**YOUR GOAL:** Copy out every record below, word for word.

++++ TASK MATERIAL ++++

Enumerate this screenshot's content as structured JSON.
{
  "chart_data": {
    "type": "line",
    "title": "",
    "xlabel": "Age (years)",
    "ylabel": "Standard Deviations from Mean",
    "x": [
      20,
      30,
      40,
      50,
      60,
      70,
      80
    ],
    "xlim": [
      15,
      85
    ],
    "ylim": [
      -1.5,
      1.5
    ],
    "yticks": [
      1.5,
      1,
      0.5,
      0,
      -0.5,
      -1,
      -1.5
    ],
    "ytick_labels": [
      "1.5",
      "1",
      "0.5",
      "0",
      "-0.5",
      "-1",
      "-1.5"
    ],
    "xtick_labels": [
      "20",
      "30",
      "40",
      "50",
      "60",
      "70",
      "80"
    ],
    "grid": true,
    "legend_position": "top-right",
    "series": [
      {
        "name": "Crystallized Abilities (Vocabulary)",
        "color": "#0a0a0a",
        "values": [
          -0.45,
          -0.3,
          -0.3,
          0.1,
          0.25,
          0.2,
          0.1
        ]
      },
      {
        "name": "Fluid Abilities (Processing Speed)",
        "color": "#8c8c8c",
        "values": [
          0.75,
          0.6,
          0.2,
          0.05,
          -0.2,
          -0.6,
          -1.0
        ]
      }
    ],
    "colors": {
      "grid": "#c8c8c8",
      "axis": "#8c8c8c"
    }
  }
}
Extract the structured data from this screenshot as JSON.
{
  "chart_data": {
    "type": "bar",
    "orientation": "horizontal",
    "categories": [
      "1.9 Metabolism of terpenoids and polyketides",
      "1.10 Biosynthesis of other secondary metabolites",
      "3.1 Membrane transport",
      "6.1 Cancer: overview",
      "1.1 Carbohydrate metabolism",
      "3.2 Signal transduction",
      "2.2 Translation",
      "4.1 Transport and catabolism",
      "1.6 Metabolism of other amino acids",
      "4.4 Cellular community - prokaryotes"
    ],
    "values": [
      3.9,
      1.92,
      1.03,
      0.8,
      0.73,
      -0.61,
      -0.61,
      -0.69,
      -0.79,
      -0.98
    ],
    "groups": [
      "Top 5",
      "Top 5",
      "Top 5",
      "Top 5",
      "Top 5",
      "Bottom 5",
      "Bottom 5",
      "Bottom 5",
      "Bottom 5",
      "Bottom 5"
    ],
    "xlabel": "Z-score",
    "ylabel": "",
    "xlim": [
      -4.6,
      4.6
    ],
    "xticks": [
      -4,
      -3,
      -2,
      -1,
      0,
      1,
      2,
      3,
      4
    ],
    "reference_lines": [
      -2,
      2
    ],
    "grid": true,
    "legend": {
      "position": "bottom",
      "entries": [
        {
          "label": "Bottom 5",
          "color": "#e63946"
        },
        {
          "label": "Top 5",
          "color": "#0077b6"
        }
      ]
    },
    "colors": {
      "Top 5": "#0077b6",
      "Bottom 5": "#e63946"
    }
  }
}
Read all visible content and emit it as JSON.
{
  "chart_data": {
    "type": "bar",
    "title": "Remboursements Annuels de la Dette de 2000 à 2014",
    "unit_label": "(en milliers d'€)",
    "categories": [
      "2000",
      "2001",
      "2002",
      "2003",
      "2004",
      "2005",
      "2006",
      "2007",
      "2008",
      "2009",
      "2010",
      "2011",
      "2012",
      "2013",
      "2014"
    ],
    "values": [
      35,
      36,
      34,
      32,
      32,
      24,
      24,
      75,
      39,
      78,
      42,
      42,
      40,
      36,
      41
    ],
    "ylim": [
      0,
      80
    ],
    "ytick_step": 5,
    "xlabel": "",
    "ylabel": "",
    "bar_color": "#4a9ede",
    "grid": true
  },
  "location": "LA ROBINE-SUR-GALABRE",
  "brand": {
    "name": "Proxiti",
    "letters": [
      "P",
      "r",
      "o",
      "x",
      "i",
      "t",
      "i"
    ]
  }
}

++++

**ANSWER:**
Enumerate this screenshot's content as structured JSON.
{
  "chart_data": {
    "type": "line",
    "title": "",
    "xlabel": "Age (years)",
    "ylabel": "Standard Deviations from Mean",
    "x": [
      20,
      30,
      40,
      50,
      60,
      70,
      80
    ],
    "xlim": [
      15,
      85
    ],
    "ylim": [
      -1.5,
      1.5
    ],
    "yticks": [
      1.5,
      1,
      0.5,
      0,
      -0.5,
      -1,
      -1.5
    ],
    "ytick_labels": [
      "1.5",
      "1",
      "0.5",
      "0",
      "-0.5",
      "-1",
      "-1.5"
    ],
    "xtick_labels": [
      "20",
      "30",
      "40",
      "50",
      "60",
      "70",
      "80"
    ],
    "grid": true,
    "legend_position": "top-right",
    "series": [
      {
        "name": "Crystallized Abilities (Vocabulary)",
        "color": "#0a0a0a",
        "values": [
          -0.45,
          -0.3,
          -0.3,
          0.1,
          0.25,
          0.2,
          0.1
        ]
      },
      {
        "name": "Fluid Abilities (Processing Speed)",
        "color": "#8c8c8c",
        "values": [
          0.75,
          0.6,
          0.2,
          0.05,
          -0.2,
          -0.6,
          -1.0
        ]
      }
    ],
    "colors": {
      "grid": "#c8c8c8",
      "axis": "#8c8c8c"
    }
  }
}
Extract the structured data from this screenshot as JSON.
{
  "chart_data": {
    "type": "bar",
    "orientation": "horizontal",
    "categories": [
      "1.9 Metabolism of terpenoids and polyketides",
      "1.10 Biosynthesis of other secondary metabolites",
      "3.1 Membrane transport",
      "6.1 Cancer: overview",
      "1.1 Carbohydrate metabolism",
      "3.2 Signal transduction",
      "2.2 Translation",
      "4.1 Transport and catabolism",
      "1.6 Metabolism of other amino acids",
      "4.4 Cellular community - prokaryotes"
    ],
    "values": [
      3.9,
      1.92,
      1.03,
      0.8,
      0.73,
      -0.61,
      -0.61,
      -0.69,
      -0.79,
      -0.98
    ],
    "groups": [
      "Top 5",
      "Top 5",
      "Top 5",
      "Top 5",
      "Top 5",
      "Bottom 5",
      "Bottom 5",
      "Bottom 5",
      "Bottom 5",
      "Bottom 5"
    ],
    "xlabel": "Z-score",
    "ylabel": "",
    "xlim": [
      -4.6,
      4.6
    ],
    "xticks": [
      -4,
      -3,
      -2,
      -1,
      0,
      1,
      2,
      3,
      4
    ],
    "reference_lines": [
      -2,
      2
    ],
    "grid": true,
    "legend": {
      "position": "bottom",
      "entries": [
        {
          "label": "Bottom 5",
          "color": "#e63946"
        },
        {
          "label": "Top 5",
          "color": "#0077b6"
        }
      ]
    },
    "colors": {
      "Top 5": "#0077b6",
      "Bottom 5": "#e63946"
    }
  }
}
Read all visible content and emit it as JSON.
{
  "chart_data": {
    "type": "bar",
    "title": "Remboursements Annuels de la Dette de 2000 à 2014",
    "unit_label": "(en milliers d'€)",
    "categories": [
      "2000",
      "2001",
      "2002",
      "2003",
      "2004",
      "2005",
      "2006",
      "2007",
      "2008",
      "2009",
      "2010",
      "2011",
      "2012",
      "2013",
      "2014"
    ],
    "values": [
      35,
      36,
      34,
      32,
      32,
      24,
      24,
      75,
      39,
      78,
      42,
      42,
      40,
      36,
      41
    ],
    "ylim": [
      0,
      80
    ],
    "ytick_step": 5,
    "xlabel": "",
    "ylabel": "",
    "bar_color": "#4a9ede",
    "grid": true
  },
  "location": "LA ROBINE-SUR-GALABRE",
  "brand": {
    "name": "Proxiti",
    "letters": [
      "P",
      "r",
      "o",
      "x",
      "i",
      "t",
      "i"
    ]
  }
}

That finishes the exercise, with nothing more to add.